**Challenges:**
- A) In the Immich ML proxy documentation, which two tasks does POST /predict keep grouped so that their dependent sub-types are forwarded together?
- B) Write the next part of the Immich ML proxy documentation, picking up after its last line.

**Text:**
:::::
Immich ML Proxy

A proxy service for Immich ML with support for multi-backend routing, task-aware dispatch, health monitoring, and comprehensive debugging capabilities.

Features

Multi-backend Support: Configure multiple Immich ML backend servers
Task-aware Routing: Keep dependent task sub-types together for tasks like facial-recognition and ocr
CLIP Split Routing: Route clip.textual and clip.visual independently when they should run on different backends
Per-route Policy: Configure each task/modelType route as strict or fallback
Round-robin Load Balancing: Distribute requests across healthy backends for each routed task
Health Monitoring: Continuous health checking with automatic failover
Concurrent Processing: Process independent dispatch groups in parallel for improved performance
Web Configuration UI: Simple web interface for managing backends and routing with real-time health status
Debug Mode: Comprehensive request/response logging and debugging tools
Request Recording: Capture and inspect incoming and outgoing HTTP requests/responses

API Endpoints

GET /

Returns a simple web page with links to the configuration and debug interfaces.

GET /ping

Checks the health status of all configured backends and verifies that each routed task/model type has a healthy backend.

Behavior:

Checks health of all backends in parallel by calling their /ping endpoint
Updates health status for each backend based on response
Verifies that the default backend is healthy (handles all non-routed types)
Verifies strict task routes in taskRouting have a healthy backend
Verifies strict modelTypeRouting targets are healthy
Allows fallback routes to skip to defaultBackend when their routed backend is unhealthy

Response:

Returns "pong" with HTTP 200 if:
- Default backend is healthy
- Every strict task route in taskRouting has at least one healthy backend
- Every strict modelTypeRouting target is healthy
Returns HTTP 503 (Service Unavailable) if:
- No backends are configured
- Default backend is not set or not found in the backends list
- Default backend is unhealthy
- Any strict task route in taskRouting lacks healthy backends
- Any strict modelTypeRouting target is unhealthy

POST /predict

Routes inference requests to appropriate backends based on task semantics. Dependent tasks stay grouped, while CLIP can be split by model type and merged back into one response.

Request Parameters:

entries: JSON string containing task configuration with nested structure
- Format: {"taskName": {"type": config, ...}}
image: Image file (optional, multipart form data)
text: Text content (optional, multipart form data)

Behavior:

Normalizes legacy facial_recognition requests/config entries to facial-recognition
Keeps facial-recognition and ocr grouped so their dependent sub-types are forwarded together
Splits clip into independent textual and visual requests
Supports CLIP requests that contain either one model type or both model types
For each dispatch group:
- Uses modelTypeRouting first for split CLIP requests
- Falls back to task routing from taskRouting
- Falls back again to defaultBackend if no task-specific route exists
- Applies per-route policy:
  - strict: use routed backend even if unhealthy; request fails if the backend is down
  - fallback: use routed backend when healthy; if unhealthy or the request fails, skip to the next fallback level within the same request
- Updates backend health status based on response (200 = healthy, other = unhealthy)
:::::
**Extracted information:**
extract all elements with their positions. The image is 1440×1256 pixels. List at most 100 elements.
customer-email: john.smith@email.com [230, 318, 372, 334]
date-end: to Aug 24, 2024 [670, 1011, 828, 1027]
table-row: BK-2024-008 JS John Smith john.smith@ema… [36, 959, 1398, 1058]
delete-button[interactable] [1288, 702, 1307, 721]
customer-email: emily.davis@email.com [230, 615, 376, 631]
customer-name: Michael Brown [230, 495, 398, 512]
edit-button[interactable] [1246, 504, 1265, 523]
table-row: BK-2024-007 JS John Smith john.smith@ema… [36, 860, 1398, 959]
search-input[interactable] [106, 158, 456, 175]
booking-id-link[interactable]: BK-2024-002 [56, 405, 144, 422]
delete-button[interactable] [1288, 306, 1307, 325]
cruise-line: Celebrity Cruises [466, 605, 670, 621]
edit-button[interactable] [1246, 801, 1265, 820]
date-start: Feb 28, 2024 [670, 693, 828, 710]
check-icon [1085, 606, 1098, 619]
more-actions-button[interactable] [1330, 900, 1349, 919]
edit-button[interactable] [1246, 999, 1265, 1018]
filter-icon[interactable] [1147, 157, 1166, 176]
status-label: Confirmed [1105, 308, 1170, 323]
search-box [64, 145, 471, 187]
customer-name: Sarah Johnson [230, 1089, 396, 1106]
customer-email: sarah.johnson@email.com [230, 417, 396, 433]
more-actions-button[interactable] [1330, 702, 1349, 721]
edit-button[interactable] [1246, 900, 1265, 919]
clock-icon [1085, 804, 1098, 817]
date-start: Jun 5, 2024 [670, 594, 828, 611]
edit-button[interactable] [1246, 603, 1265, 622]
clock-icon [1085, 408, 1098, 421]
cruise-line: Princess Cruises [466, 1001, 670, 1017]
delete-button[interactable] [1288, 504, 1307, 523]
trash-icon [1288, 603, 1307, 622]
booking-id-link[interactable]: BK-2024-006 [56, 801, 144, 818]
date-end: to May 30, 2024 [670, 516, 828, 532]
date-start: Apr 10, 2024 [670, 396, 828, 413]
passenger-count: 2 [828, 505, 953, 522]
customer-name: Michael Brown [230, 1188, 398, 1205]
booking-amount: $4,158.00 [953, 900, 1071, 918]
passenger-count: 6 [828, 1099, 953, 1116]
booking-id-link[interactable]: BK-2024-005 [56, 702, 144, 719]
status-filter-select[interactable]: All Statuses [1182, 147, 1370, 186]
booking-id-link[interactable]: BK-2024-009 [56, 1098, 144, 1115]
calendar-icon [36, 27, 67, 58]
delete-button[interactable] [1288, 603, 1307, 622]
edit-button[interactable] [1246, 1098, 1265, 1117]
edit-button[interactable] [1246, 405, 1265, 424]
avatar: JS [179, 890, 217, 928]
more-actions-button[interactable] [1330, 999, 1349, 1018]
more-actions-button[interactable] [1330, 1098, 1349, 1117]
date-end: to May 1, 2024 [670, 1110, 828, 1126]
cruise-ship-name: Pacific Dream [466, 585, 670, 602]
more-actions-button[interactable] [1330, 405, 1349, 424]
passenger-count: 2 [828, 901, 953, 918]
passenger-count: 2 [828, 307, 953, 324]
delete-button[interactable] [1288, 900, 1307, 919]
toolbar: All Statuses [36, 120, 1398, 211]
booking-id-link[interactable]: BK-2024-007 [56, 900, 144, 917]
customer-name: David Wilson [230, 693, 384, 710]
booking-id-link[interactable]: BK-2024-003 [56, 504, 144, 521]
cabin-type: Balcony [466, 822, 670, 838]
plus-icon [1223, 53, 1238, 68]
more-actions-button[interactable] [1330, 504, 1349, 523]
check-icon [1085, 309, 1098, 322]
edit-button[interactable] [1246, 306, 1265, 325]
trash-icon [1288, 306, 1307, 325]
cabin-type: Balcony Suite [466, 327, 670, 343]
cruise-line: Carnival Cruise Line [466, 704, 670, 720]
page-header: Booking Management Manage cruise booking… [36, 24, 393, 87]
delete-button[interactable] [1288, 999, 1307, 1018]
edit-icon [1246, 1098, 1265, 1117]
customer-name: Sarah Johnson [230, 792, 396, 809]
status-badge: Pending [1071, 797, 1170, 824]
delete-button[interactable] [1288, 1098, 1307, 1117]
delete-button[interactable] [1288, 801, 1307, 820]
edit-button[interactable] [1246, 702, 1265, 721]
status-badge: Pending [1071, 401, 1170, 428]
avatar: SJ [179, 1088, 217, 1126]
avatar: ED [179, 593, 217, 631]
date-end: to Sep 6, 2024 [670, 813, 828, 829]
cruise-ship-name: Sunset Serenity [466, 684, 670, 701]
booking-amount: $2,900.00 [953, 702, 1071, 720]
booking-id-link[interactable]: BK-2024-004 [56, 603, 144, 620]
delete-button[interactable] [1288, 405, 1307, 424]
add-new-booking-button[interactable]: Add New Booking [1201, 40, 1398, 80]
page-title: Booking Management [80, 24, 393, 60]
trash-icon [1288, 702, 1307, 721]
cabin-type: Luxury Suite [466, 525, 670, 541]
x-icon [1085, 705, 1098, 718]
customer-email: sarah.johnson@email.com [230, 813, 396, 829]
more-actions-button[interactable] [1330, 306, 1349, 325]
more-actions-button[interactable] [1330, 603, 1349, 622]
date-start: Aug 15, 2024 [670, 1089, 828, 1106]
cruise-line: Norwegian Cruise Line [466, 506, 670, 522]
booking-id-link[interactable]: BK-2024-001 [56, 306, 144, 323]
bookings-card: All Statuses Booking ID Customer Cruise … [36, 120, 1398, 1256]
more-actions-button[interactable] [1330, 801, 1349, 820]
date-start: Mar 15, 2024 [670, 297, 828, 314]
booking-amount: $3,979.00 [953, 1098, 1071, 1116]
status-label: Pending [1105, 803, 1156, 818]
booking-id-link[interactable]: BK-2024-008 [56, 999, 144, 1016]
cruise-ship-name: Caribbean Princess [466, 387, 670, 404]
:::::
**The replies:**
- A) facial-recognition and ocr

- B)
Processes dispatch groups concurrently and merges split CLIP responses back into one JSON response

Health Status Updates:

Backend marked as healthy: Returns HTTP 200
Backend marked as unhealthy: Returns non-200 status or connection error

Response: JSON object with results merged back under their original task keys

GET /config

Returns the web configuration interface.

GET /api/config

Returns current configuration in JSON format.

GET /api/health

Returns health status of all backends in real-time.

Response:

{
  "backend1": {
    "status": "healthy",
    "lastCheck": 1735278000
  },
  "backend2": {
    "status": "unhealthy",
    "lastCheck": 1735278010,
    "error": "connection refused"
  }
}

Status Values:

healthy: Backend is responding correctly
unhealthy: Backend is not responding or returning errors
unknown: Health status not yet checked

POST /api/config

Saves configuration.

Request Body:

{
  "defaultBackend": "backend1",
  "backends": [
    {
      "name": "backend1",
      "url": "http://localhost:3003"
    },
    {
      "name": "backend2",
      "url": "http://localhost:3004"
    },
    {
      "name": "backend3",
      "url": "http://localhost:3005"
    }
  ],
  "taskRouting": {
    "facial-recognition": "backend1",
    "search": "backend2"
  },
  "modelTypeRouting": {
    "textual": "backend2",
    "visual": "backend3"
  },
  "taskRoutingPolicy": {
    "search": "strict"
  },
  "modelTypeRoutingPolicy": {
    "textual": "fallback",
    "visual": "strict"
  }
}

GET /debug

Returns the debug monitoring interface.

GET /api/debug/status

Returns current debug status.

Response:

{
  "enabled": true,
  "maxRecords": 100,
  "filterPing": true,
  "recordCount": 42
}

POST /api/debug/toggle

Enables or disables debug mode.

Request Body:

{
  "enabled": true
}

POST /api/debug/max-records

Sets the maximum number of debug records to keep (1-10000).

Request Body:

{
  "maxRecords": 500
}

POST /api/debug/filter-ping

Toggles whether /ping health check requests are excluded from debug records.

Request Body:

{
  "filterPing": true
}

GET /api/debug/records

Returns all debug records (incoming and outgoing HTTP requests/responses).

DELETE /api/debug/records

Clears all debug records.

Configuration

Configuration is saved in config.json:

{
  "defaultBackend": "backend1",
  "backends": [
    {
      "name": "backend1",
      "url": "http://localhost:3003"
    },
    {
      "name": "backend2",
      "url": "http://localhost:3004"
    },
    {
      "name": "backend3",
      "url": "http://localhost:3005"
    }
  ],
  "taskRouting": {
    "clip": "backend2",
    "facial-recognition": "backend1"
  },
  "modelTypeRouting": {
    "textual": "backend2",
    "visual": "backend3"
  },
  "taskRoutingPolicy": {
    "clip": "strict",
    "facial-recognition": "strict"
  },
  "modelTypeRoutingPolicy": {
    "textual": "fallback",
    "visual": "strict"
  }
}

Configuration Fields:

defaultBackend: Name of the backend that handles tasks without explicit routing
backends: List of backend servers with name and URL
taskRouting: Maps task names to backend names (e.g., facial-recognition → backend1)
modelTypeRouting: Maps CLIP model types to backend names (e.g., textual → backend2)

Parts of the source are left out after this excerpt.